- GIVEN PROBLEM
Every entry must be repeated exactly. Exclude all pictures.

- DATASET ENTRIES
## start

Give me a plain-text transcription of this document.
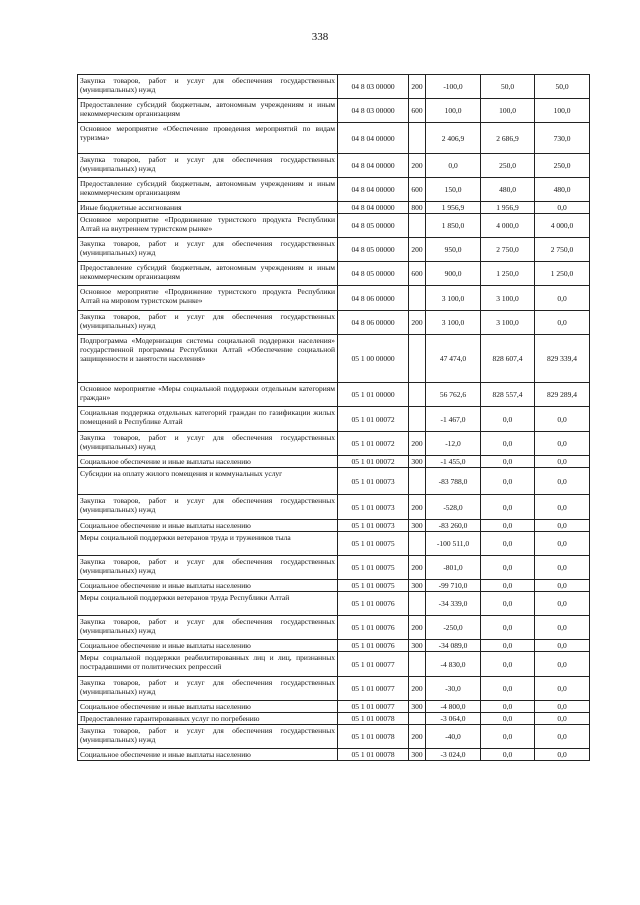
338
Закупка товаров, работ и услуг для обеспечения государственных (муниципальных) нужд	04 8 03 00000	200	-100,0	50,0	50,0
Предоставление субсидий бюджетным, автономным учреждениям и иным некоммерческим организациям	04 8 03 00000	600	100,0	100,0	100,0
Основное мероприятие «Обеспечение проведения мероприятий по видам туризма»	04 8 04 00000		2 406,9	2 686,9	730,0
Закупка товаров, работ и услуг для обеспечения государственных (муниципальных) нужд	04 8 04 00000	200	0,0	250,0	250,0
Предоставление субсидий бюджетным, автономным учреждениям и иным некоммерческим организациям	04 8 04 00000	600	150,0	480,0	480,0
Иные бюджетные ассигнования	04 8 04 00000	800	1 956,9	1 956,9	0,0
Основное мероприятие «Продвижение туристского продукта Республики Алтай на внутреннем туристском рынке»	04 8 05 00000		1 850,0	4 000,0	4 000,0
Закупка товаров, работ и услуг для обеспечения государственных (муниципальных) нужд	04 8 05 00000	200	950,0	2 750,0	2 750,0
Предоставление субсидий бюджетным, автономным учреждениям и иным некоммерческим организациям	04 8 05 00000	600	900,0	1 250,0	1 250,0
Основное мероприятие «Продвижение туристского продукта Республики Алтай на мировом туристском рынке»	04 8 06 00000		3 100,0	3 100,0	0,0
Закупка товаров, работ и услуг для обеспечения государственных (муниципальных) нужд	04 8 06 00000	200	3 100,0	3 100,0	0,0
Подпрограмма «Модернизация системы социальной поддержки населения» государственной программы Республики Алтай «Обеспечение социальной защищенности и занятости населения»	05 1 00 00000		47 474,0	828 607,4	829 339,4
Основное мероприятие «Меры социальной поддержки отдельным категориям граждан»	05 1 01 00000		56 762,6	828 557,4	829 289,4
Социальная поддержка отдельных категорий граждан по газификации жилых помещений в Республике Алтай	05 1 01 00072		-1 467,0	0,0	0,0
Закупка товаров, работ и услуг для обеспечения государственных (муниципальных) нужд	05 1 01 00072	200	-12,0	0,0	0,0
Социальное обеспечение и иные выплаты населению	05 1 01 00072	300	-1 455,0	0,0	0,0
Субсидии на оплату жилого помещения и коммунальных услуг	05 1 01 00073		-83 788,0	0,0	0,0
Закупка товаров, работ и услуг для обеспечения государственных (муниципальных) нужд	05 1 01 00073	200	-528,0	0,0	0,0
Социальное обеспечение и иные выплаты населению	05 1 01 00073	300	-83 260,0	0,0	0,0
Меры социальной поддержки ветеранов труда и тружеников тыла	05 1 01 00075		-100 511,0	0,0	0,0
Закупка товаров, работ и услуг для обеспечения государственных (муниципальных) нужд	05 1 01 00075	200	-801,0	0,0	0,0
Социальное обеспечение и иные выплаты населению	05 1 01 00075	300	-99 710,0	0,0	0,0
Меры социальной поддержки ветеранов труда Республики Алтай	05 1 01 00076		-34 339,0	0,0	0,0
Закупка товаров, работ и услуг для обеспечения государственных (муниципальных) нужд	05 1 01 00076	200	-250,0	0,0	0,0
Социальное обеспечение и иные выплаты населению	05 1 01 00076	300	-34 089,0	0,0	0,0
Меры социальной поддержки реабилитированных лиц и лиц, признанных пострадавшими от политических репрессий	05 1 01 00077		-4 830,0	0,0	0,0
Закупка товаров, работ и услуг для обеспечения государственных (муниципальных) нужд	05 1 01 00077	200	-30,0	0,0	0,0
Социальное обеспечение и иные выплаты населению	05 1 01 00077	300	-4 800,0	0,0	0,0
Предоставление гарантированных услуг по погребению	05 1 01 00078		-3 064,0	0,0	0,0
Закупка товаров, работ и услуг для обеспечения государственных (муниципальных) нужд	05 1 01 00078	200	-40,0	0,0	0,0
Социальное обеспечение и иные выплаты населению	05 1 01 00078	300	-3 024,0	0,0	0,0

## end

- ANSWER TO THIS TASK
Give me a plain-text transcription of this document.
338
Закупка товаров, работ и услуг для обеспечения государственных (муниципальных) нужд	04 8 03 00000	200	-100,0	50,0	50,0
Предоставление субсидий бюджетным, автономным учреждениям и иным некоммерческим организациям	04 8 03 00000	600	100,0	100,0	100,0
Основное мероприятие «Обеспечение проведения мероприятий по видам туризма»	04 8 04 00000		2 406,9	2 686,9	730,0
Закупка товаров, работ и услуг для обеспечения государственных (муниципальных) нужд	04 8 04 00000	200	0,0	250,0	250,0
Предоставление субсидий бюджетным, автономным учреждениям и иным некоммерческим организациям	04 8 04 00000	600	150,0	480,0	480,0
Иные бюджетные ассигнования	04 8 04 00000	800	1 956,9	1 956,9	0,0
Основное мероприятие «Продвижение туристского продукта Республики Алтай на внутреннем туристском рынке»	04 8 05 00000		1 850,0	4 000,0	4 000,0
Закупка товаров, работ и услуг для обеспечения государственных (муниципальных) нужд	04 8 05 00000	200	950,0	2 750,0	2 750,0
Предоставление субсидий бюджетным, автономным учреждениям и иным некоммерческим организациям	04 8 05 00000	600	900,0	1 250,0	1 250,0
Основное мероприятие «Продвижение туристского продукта Республики Алтай на мировом туристском рынке»	04 8 06 00000		3 100,0	3 100,0	0,0
Закупка товаров, работ и услуг для обеспечения государственных (муниципальных) нужд	04 8 06 00000	200	3 100,0	3 100,0	0,0
Подпрограмма «Модернизация системы социальной поддержки населения» государственной программы Республики Алтай «Обеспечение социальной защищенности и занятости населения»	05 1 00 00000		47 474,0	828 607,4	829 339,4
Основное мероприятие «Меры социальной поддержки отдельным категориям граждан»	05 1 01 00000		56 762,6	828 557,4	829 289,4
Социальная поддержка отдельных категорий граждан по газификации жилых помещений в Республике Алтай	05 1 01 00072		-1 467,0	0,0	0,0
Закупка товаров, работ и услуг для обеспечения государственных (муниципальных) нужд	05 1 01 00072	200	-12,0	0,0	0,0
Социальное обеспечение и иные выплаты населению	05 1 01 00072	300	-1 455,0	0,0	0,0
Субсидии на оплату жилого помещения и коммунальных услуг	05 1 01 00073		-83 788,0	0,0	0,0
Закупка товаров, работ и услуг для обеспечения государственных (муниципальных) нужд	05 1 01 00073	200	-528,0	0,0	0,0
Социальное обеспечение и иные выплаты населению	05 1 01 00073	300	-83 260,0	0,0	0,0
Меры социальной поддержки ветеранов труда и тружеников тыла	05 1 01 00075		-100 511,0	0,0	0,0
Закупка товаров, работ и услуг для обеспечения государственных (муниципальных) нужд	05 1 01 00075	200	-801,0	0,0	0,0
Социальное обеспечение и иные выплаты населению	05 1 01 00075	300	-99 710,0	0,0	0,0
Меры социальной поддержки ветеранов труда Республики Алтай	05 1 01 00076		-34 339,0	0,0	0,0
Закупка товаров, работ и услуг для обеспечения государственных (муниципальных) нужд	05 1 01 00076	200	-250,0	0,0	0,0
Социальное обеспечение и иные выплаты населению	05 1 01 00076	300	-34 089,0	0,0	0,0
Меры социальной поддержки реабилитированных лиц и лиц, признанных пострадавшими от политических репрессий	05 1 01 00077		-4 830,0	0,0	0,0
Закупка товаров, работ и услуг для обеспечения государственных (муниципальных) нужд	05 1 01 00077	200	-30,0	0,0	0,0
Социальное обеспечение и иные выплаты населению	05 1 01 00077	300	-4 800,0	0,0	0,0
Предоставление гарантированных услуг по погребению	05 1 01 00078		-3 064,0	0,0	0,0
Закупка товаров, работ и услуг для обеспечения государственных (муниципальных) нужд	05 1 01 00078	200	-40,0	0,0	0,0
Социальное обеспечение и иные выплаты населению	05 1 01 00078	300	-3 024,0	0,0	0,0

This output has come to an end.